### Exercise brief
Skip the pictures. Transcribe the rest of the data below without changing a word.

Begin

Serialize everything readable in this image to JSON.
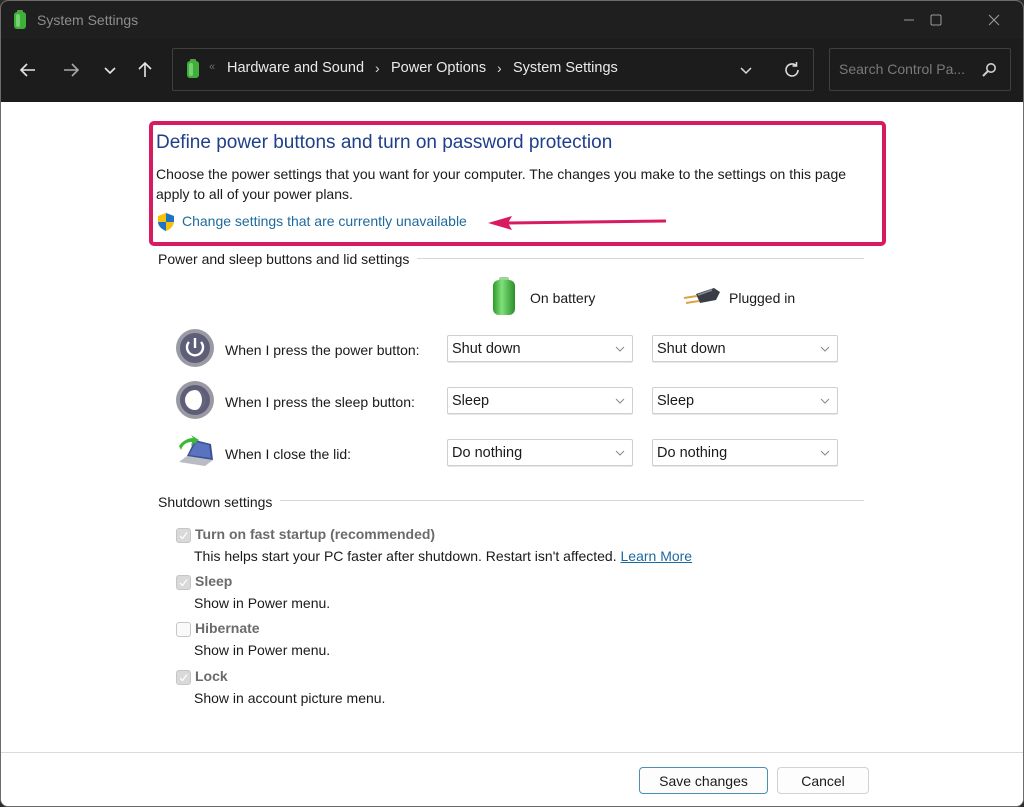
{
  "window": {
    "title": "System Settings",
    "controls": {
      "minimize": "minimize",
      "maximize": "maximize",
      "close": "close"
    }
  },
  "nav": {
    "back_icon": "arrow-left-icon",
    "forward_icon": "arrow-right-icon",
    "recent_icon": "chevron-down-icon",
    "up_icon": "arrow-up-icon",
    "breadcrumb_overflow": "«",
    "breadcrumbs": [
      {
        "label": "Hardware and Sound"
      },
      {
        "label": "Power Options"
      },
      {
        "label": "System Settings"
      }
    ],
    "breadcrumb_separator": "›",
    "search_placeholder": "Search Control Pa..."
  },
  "header": {
    "title": "Define power buttons and turn on password protection",
    "description": "Choose the power settings that you want for your computer. The changes you make to the settings on this page apply to all of your power plans.",
    "unavailable_link": "Change settings that are currently unavailable",
    "highlight_color": "#d81b60"
  },
  "power_section": {
    "label": "Power and sleep buttons and lid settings",
    "columns": [
      {
        "label": "On battery",
        "icon": "battery-icon"
      },
      {
        "label": "Plugged in",
        "icon": "plug-icon"
      }
    ],
    "rows": [
      {
        "label": "When I press the power button:",
        "icon": "power-button-icon",
        "on_battery": "Shut down",
        "plugged_in": "Shut down"
      },
      {
        "label": "When I press the sleep button:",
        "icon": "sleep-button-icon",
        "on_battery": "Sleep",
        "plugged_in": "Sleep"
      },
      {
        "label": "When I close the lid:",
        "icon": "laptop-lid-icon",
        "on_battery": "Do nothing",
        "plugged_in": "Do nothing"
      }
    ]
  },
  "shutdown_section": {
    "label": "Shutdown settings",
    "items": [
      {
        "label": "Turn on fast startup (recommended)",
        "checked": true,
        "description": "This helps start your PC faster after shutdown. Restart isn't affected.",
        "link": "Learn More"
      },
      {
        "label": "Sleep",
        "checked": true,
        "description": "Show in Power menu."
      },
      {
        "label": "Hibernate",
        "checked": false,
        "description": "Show in Power menu."
      },
      {
        "label": "Lock",
        "checked": true,
        "description": "Show in account picture menu."
      }
    ]
  },
  "footer": {
    "save_label": "Save changes",
    "cancel_label": "Cancel"
  }
}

End

### Exercise output
Serialize everything readable in this image to JSON.
{
  "window": {
    "title": "System Settings",
    "controls": {
      "minimize": "minimize",
      "maximize": "maximize",
      "close": "close"
    }
  },
  "nav": {
    "back_icon": "arrow-left-icon",
    "forward_icon": "arrow-right-icon",
    "recent_icon": "chevron-down-icon",
    "up_icon": "arrow-up-icon",
    "breadcrumb_overflow": "«",
    "breadcrumbs": [
      {
        "label": "Hardware and Sound"
      },
      {
        "label": "Power Options"
      },
      {
        "label": "System Settings"
      }
    ],
    "breadcrumb_separator": "›",
    "search_placeholder": "Search Control Pa..."
  },
  "header": {
    "title": "Define power buttons and turn on password protection",
    "description": "Choose the power settings that you want for your computer. The changes you make to the settings on this page apply to all of your power plans.",
    "unavailable_link": "Change settings that are currently unavailable",
    "highlight_color": "#d81b60"
  },
  "power_section": {
    "label": "Power and sleep buttons and lid settings",
    "columns": [
      {
        "label": "On battery",
        "icon": "battery-icon"
      },
      {
        "label": "Plugged in",
        "icon": "plug-icon"
      }
    ],
    "rows": [
      {
        "label": "When I press the power button:",
        "icon": "power-button-icon",
        "on_battery": "Shut down",
        "plugged_in": "Shut down"
      },
      {
        "label": "When I press the sleep button:",
        "icon": "sleep-button-icon",
        "on_battery": "Sleep",
        "plugged_in": "Sleep"
      },
      {
        "label": "When I close the lid:",
        "icon": "laptop-lid-icon",
        "on_battery": "Do nothing",
        "plugged_in": "Do nothing"
      }
    ]
  },
  "shutdown_section": {
    "label": "Shutdown settings",
    "items": [
      {
        "label": "Turn on fast startup (recommended)",
        "checked": true,
        "description": "This helps start your PC faster after shutdown. Restart isn't affected.",
        "link": "Learn More"
      },
      {
        "label": "Sleep",
        "checked": true,
        "description": "Show in Power menu."
      },
      {
        "label": "Hibernate",
        "checked": false,
        "description": "Show in Power menu."
      },
      {
        "label": "Lock",
        "checked": true,
        "description": "Show in account picture menu."
      }
    ]
  },
  "footer": {
    "save_label": "Save changes",
    "cancel_label": "Cancel"
  }
}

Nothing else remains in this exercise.